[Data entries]
-------

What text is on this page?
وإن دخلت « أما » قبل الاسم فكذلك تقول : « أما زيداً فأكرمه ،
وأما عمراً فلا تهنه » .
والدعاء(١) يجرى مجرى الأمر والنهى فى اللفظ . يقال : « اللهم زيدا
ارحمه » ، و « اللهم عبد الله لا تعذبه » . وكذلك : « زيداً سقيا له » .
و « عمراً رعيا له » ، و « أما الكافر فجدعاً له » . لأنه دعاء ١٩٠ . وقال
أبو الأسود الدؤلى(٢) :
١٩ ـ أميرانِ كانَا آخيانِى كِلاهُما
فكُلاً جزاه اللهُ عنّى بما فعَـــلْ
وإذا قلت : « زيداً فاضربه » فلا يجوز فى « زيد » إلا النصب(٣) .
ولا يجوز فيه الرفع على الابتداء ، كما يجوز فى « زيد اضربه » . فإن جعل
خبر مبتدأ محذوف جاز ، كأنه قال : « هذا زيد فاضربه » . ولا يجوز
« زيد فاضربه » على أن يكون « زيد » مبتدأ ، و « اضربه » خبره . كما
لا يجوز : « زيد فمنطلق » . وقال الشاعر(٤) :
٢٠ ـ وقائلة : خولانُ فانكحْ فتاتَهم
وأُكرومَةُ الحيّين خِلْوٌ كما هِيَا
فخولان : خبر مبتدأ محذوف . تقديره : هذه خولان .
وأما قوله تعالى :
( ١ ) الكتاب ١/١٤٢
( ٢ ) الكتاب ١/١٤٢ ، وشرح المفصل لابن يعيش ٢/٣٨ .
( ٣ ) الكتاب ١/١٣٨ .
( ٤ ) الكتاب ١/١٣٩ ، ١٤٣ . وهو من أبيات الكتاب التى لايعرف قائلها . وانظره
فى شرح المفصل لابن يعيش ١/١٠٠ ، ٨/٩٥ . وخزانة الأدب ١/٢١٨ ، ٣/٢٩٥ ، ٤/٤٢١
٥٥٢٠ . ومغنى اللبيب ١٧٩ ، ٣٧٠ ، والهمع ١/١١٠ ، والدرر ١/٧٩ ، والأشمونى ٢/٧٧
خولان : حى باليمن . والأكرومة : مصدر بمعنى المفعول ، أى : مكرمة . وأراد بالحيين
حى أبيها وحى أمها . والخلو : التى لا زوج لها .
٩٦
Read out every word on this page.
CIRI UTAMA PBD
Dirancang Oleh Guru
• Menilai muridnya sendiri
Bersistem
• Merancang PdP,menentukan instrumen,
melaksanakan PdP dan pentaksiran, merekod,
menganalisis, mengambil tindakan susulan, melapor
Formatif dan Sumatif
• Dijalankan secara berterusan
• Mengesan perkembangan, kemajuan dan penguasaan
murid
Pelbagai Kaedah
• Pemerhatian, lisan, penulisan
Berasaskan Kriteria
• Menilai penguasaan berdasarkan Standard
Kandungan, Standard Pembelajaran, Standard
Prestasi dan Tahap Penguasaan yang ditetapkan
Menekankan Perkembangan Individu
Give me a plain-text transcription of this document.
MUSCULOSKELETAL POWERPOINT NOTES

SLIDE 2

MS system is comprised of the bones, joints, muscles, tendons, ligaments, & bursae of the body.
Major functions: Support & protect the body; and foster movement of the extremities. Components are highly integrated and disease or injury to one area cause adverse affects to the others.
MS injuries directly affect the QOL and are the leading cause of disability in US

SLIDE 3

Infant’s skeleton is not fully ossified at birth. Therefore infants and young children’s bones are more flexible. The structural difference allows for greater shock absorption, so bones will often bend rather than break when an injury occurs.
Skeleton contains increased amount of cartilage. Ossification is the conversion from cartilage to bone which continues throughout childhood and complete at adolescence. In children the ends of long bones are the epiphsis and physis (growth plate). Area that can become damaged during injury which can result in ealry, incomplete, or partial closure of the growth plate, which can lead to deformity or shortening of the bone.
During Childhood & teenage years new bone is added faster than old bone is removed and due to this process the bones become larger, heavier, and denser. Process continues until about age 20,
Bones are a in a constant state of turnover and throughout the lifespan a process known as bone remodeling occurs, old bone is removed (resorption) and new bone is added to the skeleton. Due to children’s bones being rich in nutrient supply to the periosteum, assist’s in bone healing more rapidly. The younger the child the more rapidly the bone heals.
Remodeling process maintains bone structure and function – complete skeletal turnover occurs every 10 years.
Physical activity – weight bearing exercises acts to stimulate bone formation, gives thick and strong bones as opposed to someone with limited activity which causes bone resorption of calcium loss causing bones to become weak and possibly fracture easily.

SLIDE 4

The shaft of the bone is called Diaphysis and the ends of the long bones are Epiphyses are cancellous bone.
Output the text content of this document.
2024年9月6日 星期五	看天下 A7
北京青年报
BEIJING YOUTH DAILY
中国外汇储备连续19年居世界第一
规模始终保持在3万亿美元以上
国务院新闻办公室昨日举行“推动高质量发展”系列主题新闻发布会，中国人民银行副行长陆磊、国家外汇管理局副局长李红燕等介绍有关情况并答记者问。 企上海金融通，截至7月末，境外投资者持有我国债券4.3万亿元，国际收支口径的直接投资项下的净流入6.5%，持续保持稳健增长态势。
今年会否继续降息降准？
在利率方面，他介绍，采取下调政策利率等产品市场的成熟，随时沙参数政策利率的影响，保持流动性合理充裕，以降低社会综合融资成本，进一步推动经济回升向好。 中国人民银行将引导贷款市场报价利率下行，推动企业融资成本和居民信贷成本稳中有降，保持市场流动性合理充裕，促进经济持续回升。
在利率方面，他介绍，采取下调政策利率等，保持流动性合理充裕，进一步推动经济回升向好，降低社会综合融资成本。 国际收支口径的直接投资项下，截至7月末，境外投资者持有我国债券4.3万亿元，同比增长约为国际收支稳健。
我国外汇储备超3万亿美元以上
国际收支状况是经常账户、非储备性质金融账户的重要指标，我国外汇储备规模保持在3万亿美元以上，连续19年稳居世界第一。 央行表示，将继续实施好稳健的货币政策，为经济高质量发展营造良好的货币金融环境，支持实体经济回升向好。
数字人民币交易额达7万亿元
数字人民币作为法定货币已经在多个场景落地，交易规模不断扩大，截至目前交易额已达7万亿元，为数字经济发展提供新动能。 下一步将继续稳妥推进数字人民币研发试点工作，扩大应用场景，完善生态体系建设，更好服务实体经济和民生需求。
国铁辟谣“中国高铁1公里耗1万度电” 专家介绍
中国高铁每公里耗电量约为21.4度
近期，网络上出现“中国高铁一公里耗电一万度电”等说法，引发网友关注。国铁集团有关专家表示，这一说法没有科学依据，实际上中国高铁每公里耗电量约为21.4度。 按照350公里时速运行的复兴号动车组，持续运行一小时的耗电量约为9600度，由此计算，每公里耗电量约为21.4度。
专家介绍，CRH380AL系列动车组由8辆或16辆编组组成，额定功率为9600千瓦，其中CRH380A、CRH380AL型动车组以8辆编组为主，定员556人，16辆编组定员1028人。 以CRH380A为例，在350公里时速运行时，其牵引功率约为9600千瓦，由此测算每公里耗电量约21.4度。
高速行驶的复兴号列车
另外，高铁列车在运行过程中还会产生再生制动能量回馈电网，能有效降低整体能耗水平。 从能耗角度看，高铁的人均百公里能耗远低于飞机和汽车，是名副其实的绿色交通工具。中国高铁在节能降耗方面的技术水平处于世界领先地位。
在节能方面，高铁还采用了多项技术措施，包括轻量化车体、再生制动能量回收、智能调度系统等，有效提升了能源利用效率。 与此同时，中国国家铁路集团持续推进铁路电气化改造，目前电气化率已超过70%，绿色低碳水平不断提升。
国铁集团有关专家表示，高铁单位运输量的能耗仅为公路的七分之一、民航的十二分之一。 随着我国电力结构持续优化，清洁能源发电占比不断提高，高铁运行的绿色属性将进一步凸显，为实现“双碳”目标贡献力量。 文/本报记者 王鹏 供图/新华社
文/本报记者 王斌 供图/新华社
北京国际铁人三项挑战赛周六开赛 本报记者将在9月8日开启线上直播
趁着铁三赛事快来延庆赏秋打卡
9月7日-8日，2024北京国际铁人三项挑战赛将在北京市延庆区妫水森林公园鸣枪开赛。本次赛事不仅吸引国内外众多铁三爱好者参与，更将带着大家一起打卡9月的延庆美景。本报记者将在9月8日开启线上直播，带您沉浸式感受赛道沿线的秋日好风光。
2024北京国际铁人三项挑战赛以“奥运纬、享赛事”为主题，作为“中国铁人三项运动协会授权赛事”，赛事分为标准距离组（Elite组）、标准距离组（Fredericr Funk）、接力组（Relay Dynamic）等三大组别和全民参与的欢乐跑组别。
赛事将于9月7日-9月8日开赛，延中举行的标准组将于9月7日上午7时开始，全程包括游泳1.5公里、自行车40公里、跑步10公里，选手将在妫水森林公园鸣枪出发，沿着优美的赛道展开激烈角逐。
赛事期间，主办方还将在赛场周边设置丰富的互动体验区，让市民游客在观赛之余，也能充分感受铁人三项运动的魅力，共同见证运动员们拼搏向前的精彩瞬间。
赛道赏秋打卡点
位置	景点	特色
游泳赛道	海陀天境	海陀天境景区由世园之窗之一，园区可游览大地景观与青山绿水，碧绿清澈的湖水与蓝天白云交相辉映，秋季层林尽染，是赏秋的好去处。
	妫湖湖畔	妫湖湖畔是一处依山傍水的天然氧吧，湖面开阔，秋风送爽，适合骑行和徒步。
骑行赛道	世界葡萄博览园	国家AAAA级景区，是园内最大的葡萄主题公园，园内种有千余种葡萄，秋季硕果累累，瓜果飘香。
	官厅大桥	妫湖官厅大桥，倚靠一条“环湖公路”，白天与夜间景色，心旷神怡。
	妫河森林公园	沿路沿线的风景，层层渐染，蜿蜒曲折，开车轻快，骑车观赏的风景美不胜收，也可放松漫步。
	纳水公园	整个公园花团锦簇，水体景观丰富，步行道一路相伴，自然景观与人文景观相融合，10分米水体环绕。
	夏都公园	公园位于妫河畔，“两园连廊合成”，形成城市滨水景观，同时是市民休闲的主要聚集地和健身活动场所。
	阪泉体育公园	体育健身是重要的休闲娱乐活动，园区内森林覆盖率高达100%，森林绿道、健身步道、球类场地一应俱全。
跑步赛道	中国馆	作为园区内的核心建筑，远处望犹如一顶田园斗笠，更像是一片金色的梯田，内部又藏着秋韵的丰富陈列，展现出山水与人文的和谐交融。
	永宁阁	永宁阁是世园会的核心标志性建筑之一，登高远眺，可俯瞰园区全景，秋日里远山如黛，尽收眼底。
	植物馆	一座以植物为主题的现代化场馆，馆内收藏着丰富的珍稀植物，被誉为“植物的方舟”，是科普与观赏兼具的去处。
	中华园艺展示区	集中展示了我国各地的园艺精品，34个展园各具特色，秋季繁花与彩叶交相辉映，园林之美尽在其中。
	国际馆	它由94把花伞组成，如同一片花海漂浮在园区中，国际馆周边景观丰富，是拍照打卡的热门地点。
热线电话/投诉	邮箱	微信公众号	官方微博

-------

▶ **WRITTEN INSTRUCTION**:
Give the number of lines in the entries that hold the word "complete", and nothing else.

▶ **SOLUTION BELOW**:
2